**TASK DIRECTIONS**: Wherever the string "Senior" appears in a line, extract that line.

**THE RECORDS**:

────────────────

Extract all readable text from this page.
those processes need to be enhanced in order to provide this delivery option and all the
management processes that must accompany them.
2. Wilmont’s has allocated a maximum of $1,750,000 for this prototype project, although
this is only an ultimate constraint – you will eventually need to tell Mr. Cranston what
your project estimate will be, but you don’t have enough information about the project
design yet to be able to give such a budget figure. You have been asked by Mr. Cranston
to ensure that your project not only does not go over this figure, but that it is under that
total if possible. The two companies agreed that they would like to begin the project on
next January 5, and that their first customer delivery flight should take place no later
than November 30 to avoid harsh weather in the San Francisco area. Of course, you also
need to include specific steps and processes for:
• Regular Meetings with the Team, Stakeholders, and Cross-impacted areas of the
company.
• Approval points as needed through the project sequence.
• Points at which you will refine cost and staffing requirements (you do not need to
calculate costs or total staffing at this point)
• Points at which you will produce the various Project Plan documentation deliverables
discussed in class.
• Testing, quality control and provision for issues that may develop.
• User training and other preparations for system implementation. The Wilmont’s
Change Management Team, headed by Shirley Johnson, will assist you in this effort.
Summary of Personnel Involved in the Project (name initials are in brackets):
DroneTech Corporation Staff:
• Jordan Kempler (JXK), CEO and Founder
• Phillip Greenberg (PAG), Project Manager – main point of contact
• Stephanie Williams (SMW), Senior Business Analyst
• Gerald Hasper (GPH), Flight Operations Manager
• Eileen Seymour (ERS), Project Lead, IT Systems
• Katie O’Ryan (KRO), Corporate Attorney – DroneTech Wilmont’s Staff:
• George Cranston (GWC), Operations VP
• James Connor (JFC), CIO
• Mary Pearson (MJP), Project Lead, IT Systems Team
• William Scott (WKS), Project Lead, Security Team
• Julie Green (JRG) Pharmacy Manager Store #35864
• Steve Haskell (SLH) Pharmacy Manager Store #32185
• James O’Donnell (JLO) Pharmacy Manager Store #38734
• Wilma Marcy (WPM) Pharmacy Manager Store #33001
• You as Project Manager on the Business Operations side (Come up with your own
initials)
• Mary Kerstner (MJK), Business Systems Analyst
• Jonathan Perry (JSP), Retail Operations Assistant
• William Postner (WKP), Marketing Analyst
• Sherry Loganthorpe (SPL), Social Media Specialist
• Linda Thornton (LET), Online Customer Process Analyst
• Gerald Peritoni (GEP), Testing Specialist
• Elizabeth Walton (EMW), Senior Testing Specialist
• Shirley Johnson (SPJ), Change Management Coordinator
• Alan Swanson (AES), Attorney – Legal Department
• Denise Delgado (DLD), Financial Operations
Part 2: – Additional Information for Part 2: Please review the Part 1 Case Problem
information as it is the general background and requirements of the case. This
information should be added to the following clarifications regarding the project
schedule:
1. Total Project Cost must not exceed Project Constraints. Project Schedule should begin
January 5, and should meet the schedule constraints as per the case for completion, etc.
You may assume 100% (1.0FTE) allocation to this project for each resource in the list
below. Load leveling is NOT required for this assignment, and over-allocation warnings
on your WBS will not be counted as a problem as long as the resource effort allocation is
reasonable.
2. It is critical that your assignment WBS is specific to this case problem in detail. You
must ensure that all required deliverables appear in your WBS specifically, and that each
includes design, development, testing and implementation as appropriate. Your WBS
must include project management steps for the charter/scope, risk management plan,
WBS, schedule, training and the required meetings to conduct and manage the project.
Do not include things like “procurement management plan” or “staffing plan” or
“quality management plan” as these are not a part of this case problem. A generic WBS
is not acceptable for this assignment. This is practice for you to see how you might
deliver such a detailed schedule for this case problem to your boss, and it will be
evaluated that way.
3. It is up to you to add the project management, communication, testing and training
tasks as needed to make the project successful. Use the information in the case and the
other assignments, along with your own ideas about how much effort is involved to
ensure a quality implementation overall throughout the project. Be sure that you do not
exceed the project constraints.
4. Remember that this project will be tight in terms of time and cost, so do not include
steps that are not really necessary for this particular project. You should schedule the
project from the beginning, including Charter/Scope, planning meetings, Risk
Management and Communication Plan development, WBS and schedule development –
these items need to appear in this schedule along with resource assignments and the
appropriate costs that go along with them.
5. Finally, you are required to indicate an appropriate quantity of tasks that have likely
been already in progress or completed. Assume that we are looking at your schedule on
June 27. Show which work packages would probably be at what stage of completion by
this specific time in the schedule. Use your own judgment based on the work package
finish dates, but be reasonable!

────────────────

**OUTPUT FOR THIS EXERCISE**:
• Stephanie Williams (SMW), Senior Business Analyst
• Elizabeth Walton (EMW), Senior Testing Specialist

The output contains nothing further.